[Task details]
Write out all of the lines below, exactly and completely.

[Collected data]
·····
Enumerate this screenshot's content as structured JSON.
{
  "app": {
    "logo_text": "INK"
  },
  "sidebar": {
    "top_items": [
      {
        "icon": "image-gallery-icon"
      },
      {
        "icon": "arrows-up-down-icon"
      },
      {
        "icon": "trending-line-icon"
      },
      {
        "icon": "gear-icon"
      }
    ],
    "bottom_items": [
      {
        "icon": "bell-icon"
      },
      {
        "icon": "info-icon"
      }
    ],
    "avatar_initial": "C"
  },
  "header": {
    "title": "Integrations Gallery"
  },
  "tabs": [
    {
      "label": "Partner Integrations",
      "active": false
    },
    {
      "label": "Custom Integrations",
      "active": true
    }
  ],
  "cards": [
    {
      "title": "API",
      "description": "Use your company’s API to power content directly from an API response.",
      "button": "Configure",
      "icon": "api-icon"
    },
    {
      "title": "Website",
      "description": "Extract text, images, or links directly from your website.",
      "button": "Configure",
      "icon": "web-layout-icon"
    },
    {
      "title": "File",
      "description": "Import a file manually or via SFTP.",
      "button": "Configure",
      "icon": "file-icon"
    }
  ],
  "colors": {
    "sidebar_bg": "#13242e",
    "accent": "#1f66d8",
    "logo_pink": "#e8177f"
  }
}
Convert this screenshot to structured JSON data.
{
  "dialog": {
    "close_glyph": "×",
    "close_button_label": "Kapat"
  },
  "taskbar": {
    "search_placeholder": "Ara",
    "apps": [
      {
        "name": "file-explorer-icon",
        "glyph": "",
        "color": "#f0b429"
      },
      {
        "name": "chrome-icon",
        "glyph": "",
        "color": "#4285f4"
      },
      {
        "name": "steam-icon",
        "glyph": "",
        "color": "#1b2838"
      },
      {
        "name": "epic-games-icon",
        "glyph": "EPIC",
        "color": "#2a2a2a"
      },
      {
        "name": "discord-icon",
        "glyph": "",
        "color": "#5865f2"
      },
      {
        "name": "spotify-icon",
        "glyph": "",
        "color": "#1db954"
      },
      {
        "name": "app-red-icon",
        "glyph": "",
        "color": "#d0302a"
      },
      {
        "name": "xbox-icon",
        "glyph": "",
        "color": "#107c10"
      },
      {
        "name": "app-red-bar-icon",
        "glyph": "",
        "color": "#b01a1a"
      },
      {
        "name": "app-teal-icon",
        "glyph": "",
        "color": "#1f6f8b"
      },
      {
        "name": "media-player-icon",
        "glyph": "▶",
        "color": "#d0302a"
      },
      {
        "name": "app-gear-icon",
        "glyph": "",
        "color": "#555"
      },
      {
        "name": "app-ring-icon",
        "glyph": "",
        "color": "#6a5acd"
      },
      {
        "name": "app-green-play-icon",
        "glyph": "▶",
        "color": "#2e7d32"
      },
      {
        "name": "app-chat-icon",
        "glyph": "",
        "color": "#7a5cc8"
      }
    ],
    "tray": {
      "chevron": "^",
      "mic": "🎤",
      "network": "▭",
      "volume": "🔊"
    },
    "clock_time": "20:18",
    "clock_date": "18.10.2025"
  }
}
·····
[Answer to the problem]
Enumerate this screenshot's content as structured JSON.
{
  "app": {
    "logo_text": "INK"
  },
  "sidebar": {
    "top_items": [
      {
        "icon": "image-gallery-icon"
      },
      {
        "icon": "arrows-up-down-icon"
      },
      {
        "icon": "trending-line-icon"
      },
      {
        "icon": "gear-icon"
      }
    ],
    "bottom_items": [
      {
        "icon": "bell-icon"
      },
      {
        "icon": "info-icon"
      }
    ],
    "avatar_initial": "C"
  },
  "header": {
    "title": "Integrations Gallery"
  },
  "tabs": [
    {
      "label": "Partner Integrations",
      "active": false
    },
    {
      "label": "Custom Integrations",
      "active": true
    }
  ],
  "cards": [
    {
      "title": "API",
      "description": "Use your company’s API to power content directly from an API response.",
      "button": "Configure",
      "icon": "api-icon"
    },
    {
      "title": "Website",
      "description": "Extract text, images, or links directly from your website.",
      "button": "Configure",
      "icon": "web-layout-icon"
    },
    {
      "title": "File",
      "description": "Import a file manually or via SFTP.",
      "button": "Configure",
      "icon": "file-icon"
    }
  ],
  "colors": {
    "sidebar_bg": "#13242e",
    "accent": "#1f66d8",
    "logo_pink": "#e8177f"
  }
}
Convert this screenshot to structured JSON data.
{
  "dialog": {
    "close_glyph": "×",
    "close_button_label": "Kapat"
  },
  "taskbar": {
    "search_placeholder": "Ara",
    "apps": [
      {
        "name": "file-explorer-icon",
        "glyph": "",
        "color": "#f0b429"
      },
      {
        "name": "chrome-icon",
        "glyph": "",
        "color": "#4285f4"
      },
      {
        "name": "steam-icon",
        "glyph": "",
        "color": "#1b2838"
      },
      {
        "name": "epic-games-icon",
        "glyph": "EPIC",
        "color": "#2a2a2a"
      },
      {
        "name": "discord-icon",
        "glyph": "",
        "color": "#5865f2"
      },
      {
        "name": "spotify-icon",
        "glyph": "",
        "color": "#1db954"
      },
      {
        "name": "app-red-icon",
        "glyph": "",
        "color": "#d0302a"
      },
      {
        "name": "xbox-icon",
        "glyph": "",
        "color": "#107c10"
      },
      {
        "name": "app-red-bar-icon",
        "glyph": "",
        "color": "#b01a1a"
      },
      {
        "name": "app-teal-icon",
        "glyph": "",
        "color": "#1f6f8b"
      },
      {
        "name": "media-player-icon",
        "glyph": "▶",
        "color": "#d0302a"
      },
      {
        "name": "app-gear-icon",
        "glyph": "",
        "color": "#555"
      },
      {
        "name": "app-ring-icon",
        "glyph": "",
        "color": "#6a5acd"
      },
      {
        "name": "app-green-play-icon",
        "glyph": "▶",
        "color": "#2e7d32"
      },
      {
        "name": "app-chat-icon",
        "glyph": "",
        "color": "#7a5cc8"
      }
    ],
    "tray": {
      "chevron": "^",
      "mic": "🎤",
      "network": "▭",
      "volume": "🔊"
    },
    "clock_time": "20:18",
    "clock_date": "18.10.2025"
  }
}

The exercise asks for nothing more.